* _Problem details_
Locate all lines with the word "right" and copy them out.

Structured figure records

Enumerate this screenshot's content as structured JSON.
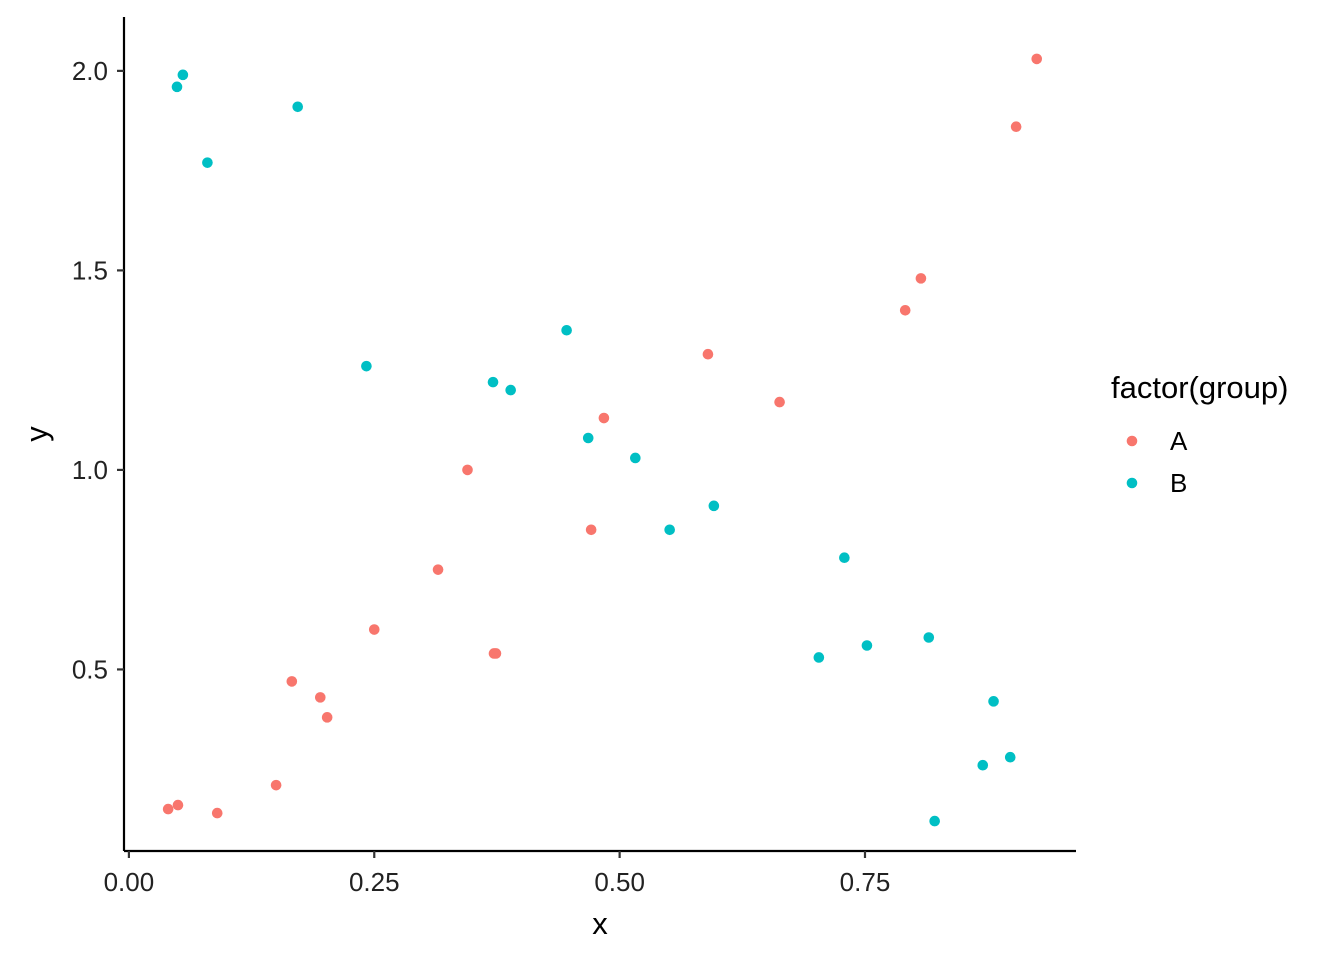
{
  "chart_data": {
    "type": "scatter",
    "title": "",
    "xlabel": "x",
    "ylabel": "y",
    "xlim": [
      -0.005,
      0.965
    ],
    "ylim": [
      0.045,
      2.135
    ],
    "x_ticks": [
      {
        "value": 0.0,
        "label": "0.00"
      },
      {
        "value": 0.25,
        "label": "0.25"
      },
      {
        "value": 0.5,
        "label": "0.50"
      },
      {
        "value": 0.75,
        "label": "0.75"
      }
    ],
    "y_ticks": [
      {
        "value": 0.5,
        "label": "0.5"
      },
      {
        "value": 1.0,
        "label": "1.0"
      },
      {
        "value": 1.5,
        "label": "1.5"
      },
      {
        "value": 2.0,
        "label": "2.0"
      }
    ],
    "grid": false,
    "legend": {
      "title": "factor(group)",
      "position": "right"
    },
    "series": [
      {
        "name": "A",
        "color": "#F8766D",
        "points": [
          [
            0.04,
            0.15
          ],
          [
            0.05,
            0.16
          ],
          [
            0.09,
            0.14
          ],
          [
            0.15,
            0.21
          ],
          [
            0.166,
            0.47
          ],
          [
            0.195,
            0.43
          ],
          [
            0.202,
            0.38
          ],
          [
            0.25,
            0.6
          ],
          [
            0.315,
            0.75
          ],
          [
            0.345,
            1.0
          ],
          [
            0.372,
            0.54
          ],
          [
            0.374,
            0.54
          ],
          [
            0.471,
            0.85
          ],
          [
            0.484,
            1.13
          ],
          [
            0.59,
            1.29
          ],
          [
            0.663,
            1.17
          ],
          [
            0.791,
            1.4
          ],
          [
            0.807,
            1.48
          ],
          [
            0.904,
            1.86
          ],
          [
            0.925,
            2.03
          ]
        ]
      },
      {
        "name": "B",
        "color": "#00BFC4",
        "points": [
          [
            0.049,
            1.96
          ],
          [
            0.055,
            1.99
          ],
          [
            0.08,
            1.77
          ],
          [
            0.172,
            1.91
          ],
          [
            0.242,
            1.26
          ],
          [
            0.371,
            1.22
          ],
          [
            0.389,
            1.2
          ],
          [
            0.446,
            1.35
          ],
          [
            0.468,
            1.08
          ],
          [
            0.516,
            1.03
          ],
          [
            0.551,
            0.85
          ],
          [
            0.596,
            0.91
          ],
          [
            0.703,
            0.53
          ],
          [
            0.729,
            0.78
          ],
          [
            0.752,
            0.56
          ],
          [
            0.815,
            0.58
          ],
          [
            0.821,
            0.12
          ],
          [
            0.87,
            0.26
          ],
          [
            0.881,
            0.42
          ],
          [
            0.898,
            0.28
          ]
        ]
      }
    ]
  }
}
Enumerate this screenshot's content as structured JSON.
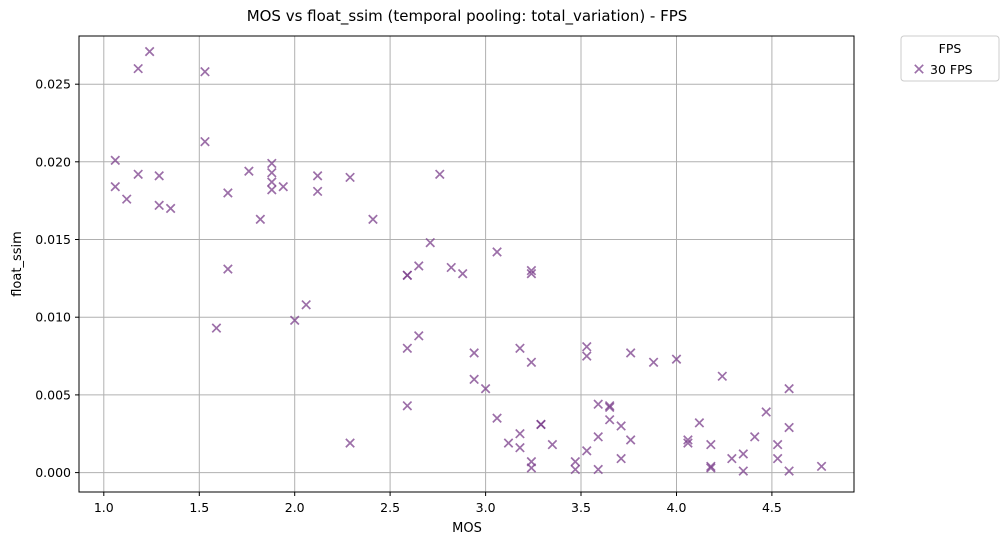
{
  "chart_data": {
    "type": "scatter",
    "title": "MOS vs float_ssim (temporal pooling: total_variation) - FPS",
    "xlabel": "MOS",
    "ylabel": "float_ssim",
    "xlim": [
      0.87,
      4.93
    ],
    "ylim": [
      -0.00125,
      0.0281
    ],
    "xticks": [
      1.0,
      1.5,
      2.0,
      2.5,
      3.0,
      3.5,
      4.0,
      4.5
    ],
    "xtick_labels": [
      "1.0",
      "1.5",
      "2.0",
      "2.5",
      "3.0",
      "3.5",
      "4.0",
      "4.5"
    ],
    "yticks": [
      0.0,
      0.005,
      0.01,
      0.015,
      0.02,
      0.025
    ],
    "ytick_labels": [
      "0.000",
      "0.005",
      "0.010",
      "0.015",
      "0.020",
      "0.025"
    ],
    "grid": true,
    "legend": {
      "title": "FPS",
      "placement": "outside-top-right"
    },
    "series": [
      {
        "name": "30 FPS",
        "color": "#7b3f8c",
        "marker": "x",
        "points": [
          [
            1.24,
            0.0271
          ],
          [
            1.18,
            0.026
          ],
          [
            1.53,
            0.0258
          ],
          [
            1.53,
            0.0213
          ],
          [
            1.06,
            0.0201
          ],
          [
            1.18,
            0.0192
          ],
          [
            1.29,
            0.0191
          ],
          [
            1.06,
            0.0184
          ],
          [
            1.12,
            0.0176
          ],
          [
            1.29,
            0.0172
          ],
          [
            1.35,
            0.017
          ],
          [
            1.65,
            0.018
          ],
          [
            1.76,
            0.0194
          ],
          [
            1.88,
            0.0199
          ],
          [
            1.88,
            0.0193
          ],
          [
            1.88,
            0.0187
          ],
          [
            1.88,
            0.0182
          ],
          [
            1.94,
            0.0184
          ],
          [
            2.12,
            0.0191
          ],
          [
            2.12,
            0.0181
          ],
          [
            2.29,
            0.019
          ],
          [
            1.82,
            0.0163
          ],
          [
            1.65,
            0.0131
          ],
          [
            1.59,
            0.0093
          ],
          [
            2.41,
            0.0163
          ],
          [
            2.76,
            0.0192
          ],
          [
            2.71,
            0.0148
          ],
          [
            3.06,
            0.0142
          ],
          [
            2.65,
            0.0133
          ],
          [
            2.82,
            0.0132
          ],
          [
            2.88,
            0.0128
          ],
          [
            2.59,
            0.0127
          ],
          [
            2.59,
            0.0127
          ],
          [
            3.24,
            0.013
          ],
          [
            3.24,
            0.0128
          ],
          [
            2.06,
            0.0108
          ],
          [
            2.0,
            0.0098
          ],
          [
            2.65,
            0.0088
          ],
          [
            2.59,
            0.008
          ],
          [
            2.94,
            0.0077
          ],
          [
            3.18,
            0.008
          ],
          [
            3.24,
            0.0071
          ],
          [
            2.94,
            0.006
          ],
          [
            3.0,
            0.0054
          ],
          [
            3.53,
            0.0081
          ],
          [
            3.53,
            0.0075
          ],
          [
            3.76,
            0.0077
          ],
          [
            3.88,
            0.0071
          ],
          [
            4.0,
            0.0073
          ],
          [
            4.24,
            0.0062
          ],
          [
            4.59,
            0.0054
          ],
          [
            4.47,
            0.0039
          ],
          [
            2.59,
            0.0043
          ],
          [
            3.06,
            0.0035
          ],
          [
            3.59,
            0.0044
          ],
          [
            3.65,
            0.0043
          ],
          [
            3.65,
            0.0042
          ],
          [
            3.65,
            0.0034
          ],
          [
            3.71,
            0.003
          ],
          [
            3.29,
            0.0031
          ],
          [
            3.29,
            0.0031
          ],
          [
            4.12,
            0.0032
          ],
          [
            4.59,
            0.0029
          ],
          [
            2.29,
            0.0019
          ],
          [
            3.12,
            0.0019
          ],
          [
            3.18,
            0.0025
          ],
          [
            3.18,
            0.0016
          ],
          [
            3.35,
            0.0018
          ],
          [
            3.53,
            0.0014
          ],
          [
            3.59,
            0.0023
          ],
          [
            3.76,
            0.0021
          ],
          [
            4.06,
            0.0021
          ],
          [
            4.06,
            0.0019
          ],
          [
            4.18,
            0.0018
          ],
          [
            4.41,
            0.0023
          ],
          [
            4.35,
            0.0012
          ],
          [
            4.53,
            0.0018
          ],
          [
            3.24,
            0.0007
          ],
          [
            3.24,
            0.0003
          ],
          [
            3.47,
            0.0007
          ],
          [
            3.47,
            0.0002
          ],
          [
            3.59,
            0.0002
          ],
          [
            3.71,
            0.0009
          ],
          [
            4.18,
            0.0004
          ],
          [
            4.18,
            0.0003
          ],
          [
            4.29,
            0.0009
          ],
          [
            4.35,
            0.0001
          ],
          [
            4.53,
            0.0009
          ],
          [
            4.59,
            0.0001
          ],
          [
            4.76,
            0.0004
          ]
        ]
      }
    ]
  }
}
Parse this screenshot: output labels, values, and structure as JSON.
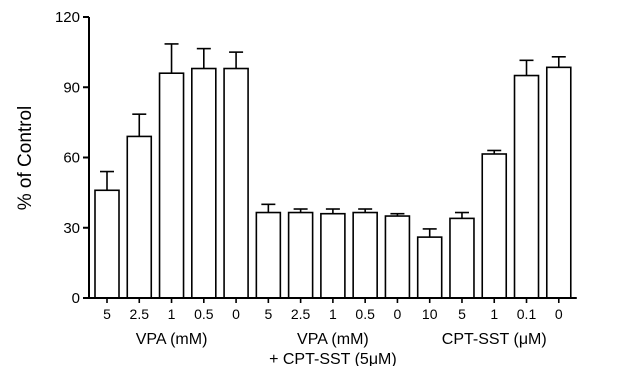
{
  "chart_data": {
    "type": "bar",
    "ylabel": "% of Control",
    "ylim": [
      0,
      120
    ],
    "yticks": [
      "0",
      "30",
      "60",
      "90",
      "120"
    ],
    "error_bars": "upper",
    "groups": [
      {
        "label_lines": [
          "VPA (mM)"
        ],
        "bars": [
          {
            "x": "5",
            "value": 46,
            "error": 8
          },
          {
            "x": "2.5",
            "value": 69,
            "error": 9.5
          },
          {
            "x": "1",
            "value": 96,
            "error": 12.5
          },
          {
            "x": "0.5",
            "value": 98,
            "error": 8.5
          },
          {
            "x": "0",
            "value": 98,
            "error": 7
          }
        ]
      },
      {
        "label_lines": [
          "VPA (mM)",
          "+ CPT-SST (5μM)"
        ],
        "bars": [
          {
            "x": "5",
            "value": 36.5,
            "error": 3.5
          },
          {
            "x": "2.5",
            "value": 36.5,
            "error": 1.5
          },
          {
            "x": "1",
            "value": 36,
            "error": 2
          },
          {
            "x": "0.5",
            "value": 36.5,
            "error": 1.5
          },
          {
            "x": "0",
            "value": 35,
            "error": 1
          }
        ]
      },
      {
        "label_lines": [
          "CPT-SST (μM)"
        ],
        "bars": [
          {
            "x": "10",
            "value": 26,
            "error": 3.5
          },
          {
            "x": "5",
            "value": 34,
            "error": 2.5
          },
          {
            "x": "1",
            "value": 61.5,
            "error": 1.5
          },
          {
            "x": "0.1",
            "value": 95,
            "error": 6.5
          },
          {
            "x": "0",
            "value": 98.5,
            "error": 4.5
          }
        ]
      }
    ]
  }
}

* _Exercise output_
      "position": "right"
      "placement": "outside-top-right"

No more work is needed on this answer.